Extracted records:
_ _ _ _ _

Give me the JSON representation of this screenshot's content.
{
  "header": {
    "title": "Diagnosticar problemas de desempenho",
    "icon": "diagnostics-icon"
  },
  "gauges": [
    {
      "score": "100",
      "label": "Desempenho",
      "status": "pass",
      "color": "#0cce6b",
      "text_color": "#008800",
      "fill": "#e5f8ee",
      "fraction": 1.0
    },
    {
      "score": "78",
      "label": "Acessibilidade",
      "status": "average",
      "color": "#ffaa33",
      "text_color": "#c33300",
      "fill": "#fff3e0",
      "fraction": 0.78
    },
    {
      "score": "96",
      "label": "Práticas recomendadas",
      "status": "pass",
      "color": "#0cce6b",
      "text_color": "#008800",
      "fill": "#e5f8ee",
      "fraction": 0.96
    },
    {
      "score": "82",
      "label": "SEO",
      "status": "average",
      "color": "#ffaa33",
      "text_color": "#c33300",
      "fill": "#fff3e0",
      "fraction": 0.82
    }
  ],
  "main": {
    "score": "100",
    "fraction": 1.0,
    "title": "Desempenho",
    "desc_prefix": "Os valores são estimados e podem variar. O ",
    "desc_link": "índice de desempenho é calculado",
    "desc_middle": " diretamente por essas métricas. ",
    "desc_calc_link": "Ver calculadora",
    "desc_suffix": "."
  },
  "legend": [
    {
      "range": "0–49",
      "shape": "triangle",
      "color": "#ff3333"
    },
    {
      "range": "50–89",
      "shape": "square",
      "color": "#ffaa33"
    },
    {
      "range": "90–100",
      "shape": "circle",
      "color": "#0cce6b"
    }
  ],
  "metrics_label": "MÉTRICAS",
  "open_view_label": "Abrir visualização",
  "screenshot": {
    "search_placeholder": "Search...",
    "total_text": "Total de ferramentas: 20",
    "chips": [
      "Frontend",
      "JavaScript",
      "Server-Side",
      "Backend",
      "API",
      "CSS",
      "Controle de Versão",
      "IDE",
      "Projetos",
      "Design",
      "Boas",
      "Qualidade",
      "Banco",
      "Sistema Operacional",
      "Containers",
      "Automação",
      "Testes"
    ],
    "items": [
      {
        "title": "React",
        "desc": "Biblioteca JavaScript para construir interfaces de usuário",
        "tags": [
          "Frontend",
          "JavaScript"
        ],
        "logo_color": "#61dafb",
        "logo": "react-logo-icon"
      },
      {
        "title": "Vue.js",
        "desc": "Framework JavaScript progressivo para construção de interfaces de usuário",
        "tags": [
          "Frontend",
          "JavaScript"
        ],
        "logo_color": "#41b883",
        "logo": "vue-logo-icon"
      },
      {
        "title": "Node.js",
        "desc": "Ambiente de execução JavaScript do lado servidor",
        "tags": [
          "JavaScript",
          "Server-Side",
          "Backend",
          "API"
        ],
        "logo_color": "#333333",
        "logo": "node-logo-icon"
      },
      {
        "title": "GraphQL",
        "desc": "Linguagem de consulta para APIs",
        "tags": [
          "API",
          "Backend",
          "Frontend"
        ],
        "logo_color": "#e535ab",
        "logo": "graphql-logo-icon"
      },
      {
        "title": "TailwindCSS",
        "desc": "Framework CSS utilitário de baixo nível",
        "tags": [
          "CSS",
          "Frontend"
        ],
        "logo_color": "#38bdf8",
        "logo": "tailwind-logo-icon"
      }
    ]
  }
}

_ _ _ _ _

§ Exercise prompt
Determine the number of lines where the string "fraction" occurs, and give that number only.

§ Reply
5